→ **JOB**
Which lines contain the word "color"? Return each of them as written.

________________

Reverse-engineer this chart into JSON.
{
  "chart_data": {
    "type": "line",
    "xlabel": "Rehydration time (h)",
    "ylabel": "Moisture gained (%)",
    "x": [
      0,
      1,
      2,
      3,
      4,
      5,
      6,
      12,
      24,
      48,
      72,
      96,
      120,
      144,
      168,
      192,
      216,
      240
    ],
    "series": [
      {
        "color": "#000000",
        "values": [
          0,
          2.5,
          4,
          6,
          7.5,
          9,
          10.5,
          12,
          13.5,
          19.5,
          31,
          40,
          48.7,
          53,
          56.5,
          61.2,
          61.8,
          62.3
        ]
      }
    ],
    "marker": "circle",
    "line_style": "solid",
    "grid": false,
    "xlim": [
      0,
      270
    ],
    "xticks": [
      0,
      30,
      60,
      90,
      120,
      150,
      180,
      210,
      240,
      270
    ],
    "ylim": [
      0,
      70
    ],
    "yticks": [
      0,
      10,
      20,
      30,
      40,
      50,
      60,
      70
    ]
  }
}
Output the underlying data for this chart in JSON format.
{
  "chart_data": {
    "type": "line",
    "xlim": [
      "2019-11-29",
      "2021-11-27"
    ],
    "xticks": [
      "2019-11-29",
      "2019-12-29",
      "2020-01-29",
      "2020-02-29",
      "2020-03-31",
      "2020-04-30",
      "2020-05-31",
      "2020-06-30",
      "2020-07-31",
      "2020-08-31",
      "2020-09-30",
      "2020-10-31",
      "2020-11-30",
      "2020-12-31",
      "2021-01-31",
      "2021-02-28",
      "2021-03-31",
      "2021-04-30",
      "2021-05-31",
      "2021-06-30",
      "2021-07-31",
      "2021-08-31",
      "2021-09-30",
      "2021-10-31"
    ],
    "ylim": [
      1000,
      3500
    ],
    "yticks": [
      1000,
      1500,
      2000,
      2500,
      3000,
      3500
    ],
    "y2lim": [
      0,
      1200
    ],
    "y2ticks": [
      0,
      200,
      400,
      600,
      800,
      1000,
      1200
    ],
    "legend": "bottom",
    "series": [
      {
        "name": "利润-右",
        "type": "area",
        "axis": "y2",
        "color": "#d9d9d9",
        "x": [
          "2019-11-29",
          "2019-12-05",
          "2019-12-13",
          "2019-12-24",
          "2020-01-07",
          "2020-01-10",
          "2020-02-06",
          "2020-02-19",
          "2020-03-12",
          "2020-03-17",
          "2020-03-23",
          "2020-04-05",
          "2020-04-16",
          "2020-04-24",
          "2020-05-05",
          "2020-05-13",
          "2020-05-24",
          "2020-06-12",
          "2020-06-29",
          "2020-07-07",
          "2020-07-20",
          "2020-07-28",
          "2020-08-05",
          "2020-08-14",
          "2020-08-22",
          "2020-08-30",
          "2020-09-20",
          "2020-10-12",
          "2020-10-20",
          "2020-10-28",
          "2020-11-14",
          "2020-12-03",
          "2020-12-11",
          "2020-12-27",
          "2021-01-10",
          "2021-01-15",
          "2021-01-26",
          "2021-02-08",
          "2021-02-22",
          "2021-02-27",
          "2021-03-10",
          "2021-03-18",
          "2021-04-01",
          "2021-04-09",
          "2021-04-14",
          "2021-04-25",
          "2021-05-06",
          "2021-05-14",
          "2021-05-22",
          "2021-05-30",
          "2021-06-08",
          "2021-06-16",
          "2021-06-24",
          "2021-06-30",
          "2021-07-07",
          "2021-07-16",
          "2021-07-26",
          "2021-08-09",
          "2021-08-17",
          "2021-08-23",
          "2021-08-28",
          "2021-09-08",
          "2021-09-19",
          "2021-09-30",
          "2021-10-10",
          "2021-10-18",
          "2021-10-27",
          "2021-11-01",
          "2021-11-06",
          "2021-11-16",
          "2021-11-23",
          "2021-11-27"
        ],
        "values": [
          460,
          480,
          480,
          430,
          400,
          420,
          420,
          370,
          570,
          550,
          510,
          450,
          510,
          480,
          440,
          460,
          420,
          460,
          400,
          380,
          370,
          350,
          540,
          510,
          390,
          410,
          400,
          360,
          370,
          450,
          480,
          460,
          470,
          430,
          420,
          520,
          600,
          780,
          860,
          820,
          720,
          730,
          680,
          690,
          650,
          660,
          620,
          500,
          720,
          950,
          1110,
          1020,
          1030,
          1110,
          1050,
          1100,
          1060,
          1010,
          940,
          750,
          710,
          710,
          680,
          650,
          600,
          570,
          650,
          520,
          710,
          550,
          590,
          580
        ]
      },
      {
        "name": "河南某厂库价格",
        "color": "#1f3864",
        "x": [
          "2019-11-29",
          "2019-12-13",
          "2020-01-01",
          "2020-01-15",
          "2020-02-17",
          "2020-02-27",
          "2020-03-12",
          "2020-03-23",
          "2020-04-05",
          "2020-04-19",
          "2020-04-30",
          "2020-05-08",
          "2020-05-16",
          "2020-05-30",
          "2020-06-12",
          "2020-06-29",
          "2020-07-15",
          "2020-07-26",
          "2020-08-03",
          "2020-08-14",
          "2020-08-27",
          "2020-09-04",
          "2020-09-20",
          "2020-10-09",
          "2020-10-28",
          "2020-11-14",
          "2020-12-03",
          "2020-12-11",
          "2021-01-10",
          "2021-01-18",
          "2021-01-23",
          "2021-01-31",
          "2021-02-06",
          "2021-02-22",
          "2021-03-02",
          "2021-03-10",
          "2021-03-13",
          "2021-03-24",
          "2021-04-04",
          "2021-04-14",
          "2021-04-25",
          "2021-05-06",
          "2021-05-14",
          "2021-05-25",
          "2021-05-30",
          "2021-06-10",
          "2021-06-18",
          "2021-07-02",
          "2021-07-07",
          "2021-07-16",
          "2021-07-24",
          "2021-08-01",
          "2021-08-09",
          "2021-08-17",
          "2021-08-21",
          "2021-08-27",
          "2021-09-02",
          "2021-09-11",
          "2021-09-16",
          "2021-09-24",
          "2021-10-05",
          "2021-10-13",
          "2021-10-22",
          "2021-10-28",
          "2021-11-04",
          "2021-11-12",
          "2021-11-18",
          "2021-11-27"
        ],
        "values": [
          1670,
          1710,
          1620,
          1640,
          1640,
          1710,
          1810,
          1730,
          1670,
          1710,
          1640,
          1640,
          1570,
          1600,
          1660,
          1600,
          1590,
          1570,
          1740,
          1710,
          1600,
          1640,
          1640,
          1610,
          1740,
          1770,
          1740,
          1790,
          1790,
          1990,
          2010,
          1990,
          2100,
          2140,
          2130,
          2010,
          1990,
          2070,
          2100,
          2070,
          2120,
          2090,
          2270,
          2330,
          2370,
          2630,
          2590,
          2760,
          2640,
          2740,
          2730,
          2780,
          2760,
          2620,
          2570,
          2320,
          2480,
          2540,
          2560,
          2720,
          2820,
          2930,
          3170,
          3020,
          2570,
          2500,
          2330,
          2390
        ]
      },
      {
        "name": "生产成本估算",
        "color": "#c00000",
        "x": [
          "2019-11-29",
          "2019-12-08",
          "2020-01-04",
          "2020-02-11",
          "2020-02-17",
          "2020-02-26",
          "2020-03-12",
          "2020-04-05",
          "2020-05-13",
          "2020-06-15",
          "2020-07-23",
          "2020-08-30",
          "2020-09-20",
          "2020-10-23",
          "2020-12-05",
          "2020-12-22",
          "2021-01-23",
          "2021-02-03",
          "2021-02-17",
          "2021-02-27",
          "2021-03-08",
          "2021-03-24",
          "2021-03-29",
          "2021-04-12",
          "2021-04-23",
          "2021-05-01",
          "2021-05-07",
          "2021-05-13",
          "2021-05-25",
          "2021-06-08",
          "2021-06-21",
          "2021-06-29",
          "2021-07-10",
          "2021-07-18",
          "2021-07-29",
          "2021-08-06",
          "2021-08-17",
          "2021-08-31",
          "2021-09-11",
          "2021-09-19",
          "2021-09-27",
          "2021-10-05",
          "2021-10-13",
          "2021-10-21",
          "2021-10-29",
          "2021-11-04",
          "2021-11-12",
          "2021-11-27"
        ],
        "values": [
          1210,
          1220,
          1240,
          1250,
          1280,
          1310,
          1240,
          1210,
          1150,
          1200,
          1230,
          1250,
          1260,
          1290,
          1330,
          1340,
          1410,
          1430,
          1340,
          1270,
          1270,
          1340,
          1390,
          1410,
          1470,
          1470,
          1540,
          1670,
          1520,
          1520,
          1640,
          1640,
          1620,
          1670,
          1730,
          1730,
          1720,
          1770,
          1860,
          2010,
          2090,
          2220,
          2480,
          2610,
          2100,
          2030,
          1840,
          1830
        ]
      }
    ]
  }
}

________________

→ **OUTPUT FOR THIS TASK**
        "color": "#000000",
        "color": "#d9d9d9",
        "color": "#1f3864",
        "color": "#c00000",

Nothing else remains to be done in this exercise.